Dataset listings of figures:
%%

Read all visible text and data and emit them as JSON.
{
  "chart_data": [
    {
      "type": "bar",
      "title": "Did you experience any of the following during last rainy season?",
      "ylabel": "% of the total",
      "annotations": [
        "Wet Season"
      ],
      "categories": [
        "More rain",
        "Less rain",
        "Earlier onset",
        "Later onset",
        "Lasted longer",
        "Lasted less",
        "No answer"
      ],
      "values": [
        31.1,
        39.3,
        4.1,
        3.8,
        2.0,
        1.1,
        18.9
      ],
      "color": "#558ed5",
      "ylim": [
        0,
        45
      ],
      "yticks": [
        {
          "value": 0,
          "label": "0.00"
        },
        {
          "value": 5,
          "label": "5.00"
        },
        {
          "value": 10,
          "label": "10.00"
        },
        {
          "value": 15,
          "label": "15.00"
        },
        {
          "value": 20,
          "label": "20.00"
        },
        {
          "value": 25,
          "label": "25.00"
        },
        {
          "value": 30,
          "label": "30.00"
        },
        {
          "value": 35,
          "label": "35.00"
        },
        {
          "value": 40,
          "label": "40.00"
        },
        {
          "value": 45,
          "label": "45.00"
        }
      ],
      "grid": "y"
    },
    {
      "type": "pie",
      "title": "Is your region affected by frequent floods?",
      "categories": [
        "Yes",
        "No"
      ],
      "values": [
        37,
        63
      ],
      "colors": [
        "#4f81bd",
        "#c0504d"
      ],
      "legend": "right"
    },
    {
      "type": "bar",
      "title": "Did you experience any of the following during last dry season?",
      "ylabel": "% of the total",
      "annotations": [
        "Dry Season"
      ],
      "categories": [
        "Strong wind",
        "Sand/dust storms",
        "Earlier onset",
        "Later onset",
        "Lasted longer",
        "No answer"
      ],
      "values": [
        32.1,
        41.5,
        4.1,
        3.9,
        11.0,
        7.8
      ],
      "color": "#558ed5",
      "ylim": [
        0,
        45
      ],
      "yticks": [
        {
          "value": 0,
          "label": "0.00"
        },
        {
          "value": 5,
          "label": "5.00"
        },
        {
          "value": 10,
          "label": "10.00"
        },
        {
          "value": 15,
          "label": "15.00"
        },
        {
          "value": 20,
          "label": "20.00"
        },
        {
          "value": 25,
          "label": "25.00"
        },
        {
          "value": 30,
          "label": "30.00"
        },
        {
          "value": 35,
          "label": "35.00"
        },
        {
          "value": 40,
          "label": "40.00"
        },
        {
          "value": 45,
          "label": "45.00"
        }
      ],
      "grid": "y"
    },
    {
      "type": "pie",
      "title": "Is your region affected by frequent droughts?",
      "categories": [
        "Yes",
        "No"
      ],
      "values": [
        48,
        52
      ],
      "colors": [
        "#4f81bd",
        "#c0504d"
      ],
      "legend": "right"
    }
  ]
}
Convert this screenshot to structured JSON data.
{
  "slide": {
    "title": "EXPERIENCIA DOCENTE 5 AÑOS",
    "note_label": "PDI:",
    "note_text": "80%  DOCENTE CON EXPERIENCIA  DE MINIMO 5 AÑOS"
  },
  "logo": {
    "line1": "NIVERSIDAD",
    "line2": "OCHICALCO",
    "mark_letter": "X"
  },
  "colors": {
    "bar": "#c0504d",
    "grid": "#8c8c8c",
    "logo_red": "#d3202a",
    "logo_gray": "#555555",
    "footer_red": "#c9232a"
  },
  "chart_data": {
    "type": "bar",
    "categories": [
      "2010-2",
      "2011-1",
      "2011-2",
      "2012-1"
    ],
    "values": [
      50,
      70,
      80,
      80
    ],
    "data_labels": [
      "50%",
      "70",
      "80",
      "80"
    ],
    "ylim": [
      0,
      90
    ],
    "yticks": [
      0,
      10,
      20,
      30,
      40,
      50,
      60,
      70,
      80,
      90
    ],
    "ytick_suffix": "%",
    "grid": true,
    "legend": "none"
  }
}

%%

PROBLEM: Transcribe the material above in its entirety. Match it exactly.

ANSWER FOR THIS EXERCISE:
Read all visible text and data and emit them as JSON.
{
  "chart_data": [
    {
      "type": "bar",
      "title": "Did you experience any of the following during last rainy season?",
      "ylabel": "% of the total",
      "annotations": [
        "Wet Season"
      ],
      "categories": [
        "More rain",
        "Less rain",
        "Earlier onset",
        "Later onset",
        "Lasted longer",
        "Lasted less",
        "No answer"
      ],
      "values": [
        31.1,
        39.3,
        4.1,
        3.8,
        2.0,
        1.1,
        18.9
      ],
      "color": "#558ed5",
      "ylim": [
        0,
        45
      ],
      "yticks": [
        {
          "value": 0,
          "label": "0.00"
        },
        {
          "value": 5,
          "label": "5.00"
        },
        {
          "value": 10,
          "label": "10.00"
        },
        {
          "value": 15,
          "label": "15.00"
        },
        {
          "value": 20,
          "label": "20.00"
        },
        {
          "value": 25,
          "label": "25.00"
        },
        {
          "value": 30,
          "label": "30.00"
        },
        {
          "value": 35,
          "label": "35.00"
        },
        {
          "value": 40,
          "label": "40.00"
        },
        {
          "value": 45,
          "label": "45.00"
        }
      ],
      "grid": "y"
    },
    {
      "type": "pie",
      "title": "Is your region affected by frequent floods?",
      "categories": [
        "Yes",
        "No"
      ],
      "values": [
        37,
        63
      ],
      "colors": [
        "#4f81bd",
        "#c0504d"
      ],
      "legend": "right"
    },
    {
      "type": "bar",
      "title": "Did you experience any of the following during last dry season?",
      "ylabel": "% of the total",
      "annotations": [
        "Dry Season"
      ],
      "categories": [
        "Strong wind",
        "Sand/dust storms",
        "Earlier onset",
        "Later onset",
        "Lasted longer",
        "No answer"
      ],
      "values": [
        32.1,
        41.5,
        4.1,
        3.9,
        11.0,
        7.8
      ],
      "color": "#558ed5",
      "ylim": [
        0,
        45
      ],
      "yticks": [
        {
          "value": 0,
          "label": "0.00"
        },
        {
          "value": 5,
          "label": "5.00"
        },
        {
          "value": 10,
          "label": "10.00"
        },
        {
          "value": 15,
          "label": "15.00"
        },
        {
          "value": 20,
          "label": "20.00"
        },
        {
          "value": 25,
          "label": "25.00"
        },
        {
          "value": 30,
          "label": "30.00"
        },
        {
          "value": 35,
          "label": "35.00"
        },
        {
          "value": 40,
          "label": "40.00"
        },
        {
          "value": 45,
          "label": "45.00"
        }
      ],
      "grid": "y"
    },
    {
      "type": "pie",
      "title": "Is your region affected by frequent droughts?",
      "categories": [
        "Yes",
        "No"
      ],
      "values": [
        48,
        52
      ],
      "colors": [
        "#4f81bd",
        "#c0504d"
      ],
      "legend": "right"
    }
  ]
}
Convert this screenshot to structured JSON data.
{
  "slide": {
    "title": "EXPERIENCIA DOCENTE 5 AÑOS",
    "note_label": "PDI:",
    "note_text": "80%  DOCENTE CON EXPERIENCIA  DE MINIMO 5 AÑOS"
  },
  "logo": {
    "line1": "NIVERSIDAD",
    "line2": "OCHICALCO",
    "mark_letter": "X"
  },
  "colors": {
    "bar": "#c0504d",
    "grid": "#8c8c8c",
    "logo_red": "#d3202a",
    "logo_gray": "#555555",
    "footer_red": "#c9232a"
  },
  "chart_data": {
    "type": "bar",
    "categories": [
      "2010-2",
      "2011-1",
      "2011-2",
      "2012-1"
    ],
    "values": [
      50,
      70,
      80,
      80
    ],
    "data_labels": [
      "50%",
      "70",
      "80",
      "80"
    ],
    "ylim": [
      0,
      90
    ],
    "yticks": [
      0,
      10,
      20,
      30,
      40,
      50,
      60,
      70,
      80,
      90
    ],
    "ytick_suffix": "%",
    "grid": true,
    "legend": "none"
  }
}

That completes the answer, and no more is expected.